-- BEGIN Records for the task --

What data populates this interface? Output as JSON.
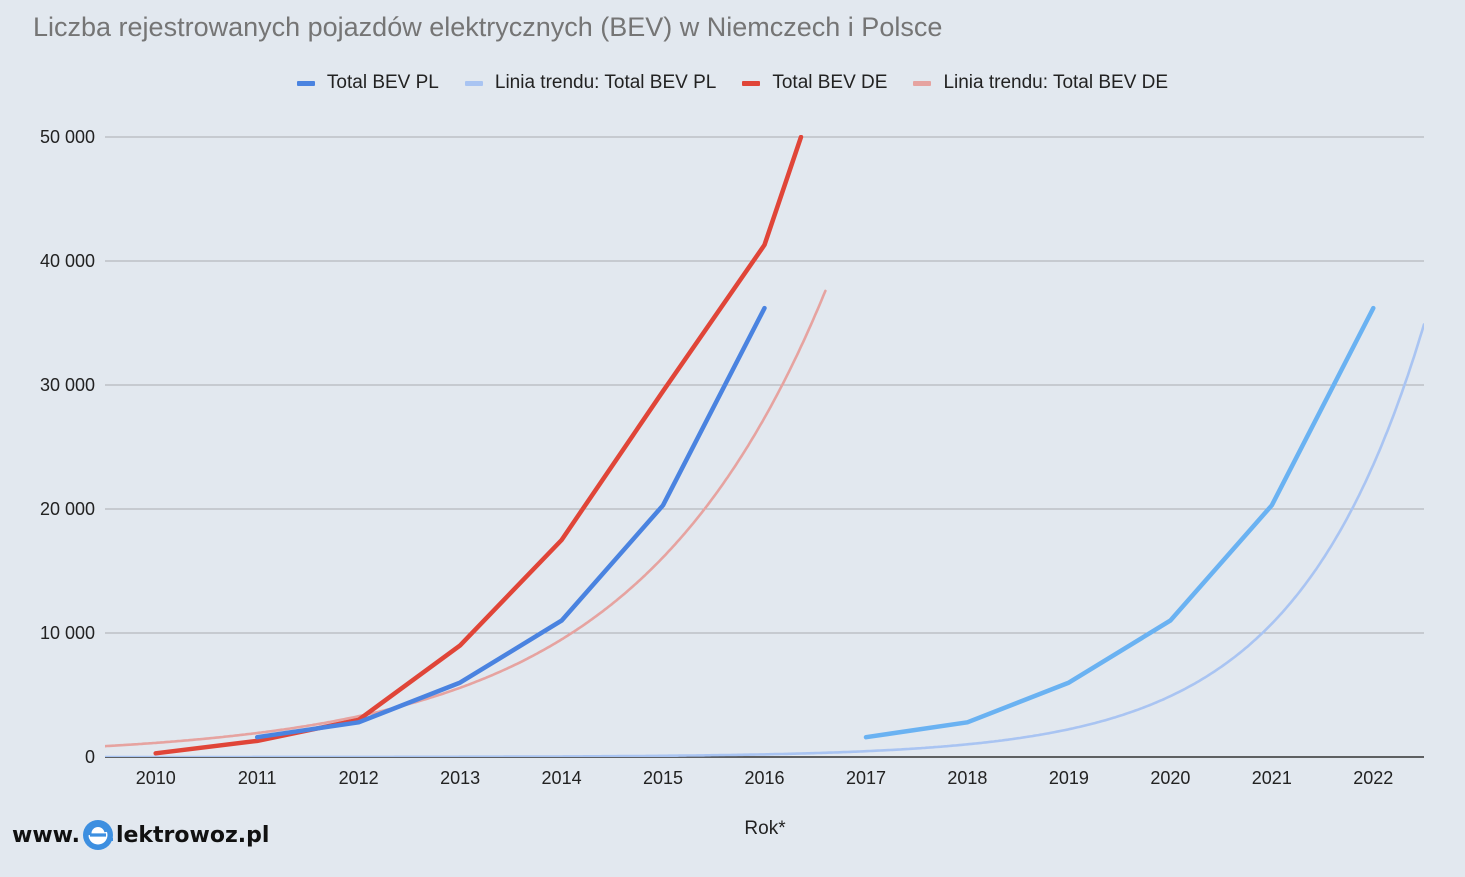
{
  "chart_data": {
    "type": "line",
    "title": "Liczba rejestrowanych pojazdów elektrycznych (BEV) w Niemczech i Polsce",
    "xlabel": "Rok*",
    "ylabel": "",
    "x": [
      2010,
      2011,
      2012,
      2013,
      2014,
      2015,
      2016,
      2017,
      2018,
      2019,
      2020,
      2021,
      2022
    ],
    "ylim": [
      0,
      50000
    ],
    "yticks": [
      0,
      10000,
      20000,
      30000,
      40000,
      50000
    ],
    "ytick_labels": [
      "0",
      "10 000",
      "20 000",
      "30 000",
      "40 000",
      "50 000"
    ],
    "grid": true,
    "legend_position": "top",
    "series": [
      {
        "name": "Total BEV PL",
        "color": "#4a83e0",
        "x": [
          2011,
          2012,
          2013,
          2014,
          2015,
          2016
        ],
        "values": [
          1600,
          2800,
          6000,
          11000,
          20300,
          36200
        ]
      },
      {
        "name": "Linia trendu: Total BEV PL",
        "color": "#a9c4f2",
        "trend": "exponential",
        "trend_a": 1.92,
        "trend_b": 0.7846,
        "trend_range": [
          2009.5,
          2022.5
        ]
      },
      {
        "name": "Total BEV DE",
        "color": "#e04538",
        "x": [
          2010,
          2011,
          2012,
          2013,
          2014,
          2015,
          2016,
          2016.36
        ],
        "values": [
          300,
          1300,
          3000,
          9000,
          17500,
          29500,
          41300,
          50000
        ]
      },
      {
        "name": "Linia trendu: Total BEV DE",
        "color": "#e6a3a0",
        "trend": "exponential",
        "trend_a": 1139.6,
        "trend_b": 0.5297,
        "trend_range": [
          2009.5,
          2016.6
        ]
      }
    ],
    "extra_series": [
      {
        "color": "#6ab2f2",
        "x": [
          2017,
          2018,
          2019,
          2020,
          2021,
          2022
        ],
        "values": [
          1600,
          2800,
          6000,
          11000,
          20300,
          36200
        ]
      }
    ]
  },
  "watermark": {
    "prefix": "www.",
    "suffix": "lektrowoz.pl",
    "icon": "plug-e-icon"
  }
}
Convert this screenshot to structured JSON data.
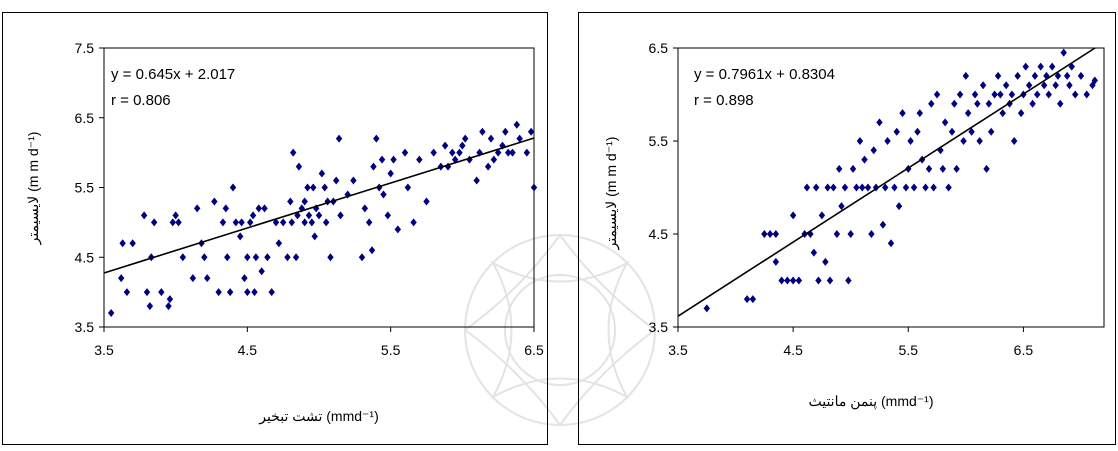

-- END Records for the task --

Directive => In the listing, find all lines with the string "this" and copy them.

Problem solution =>
What data populates this interface? Output as JSON.
Convert this screenshot to structured JSON data.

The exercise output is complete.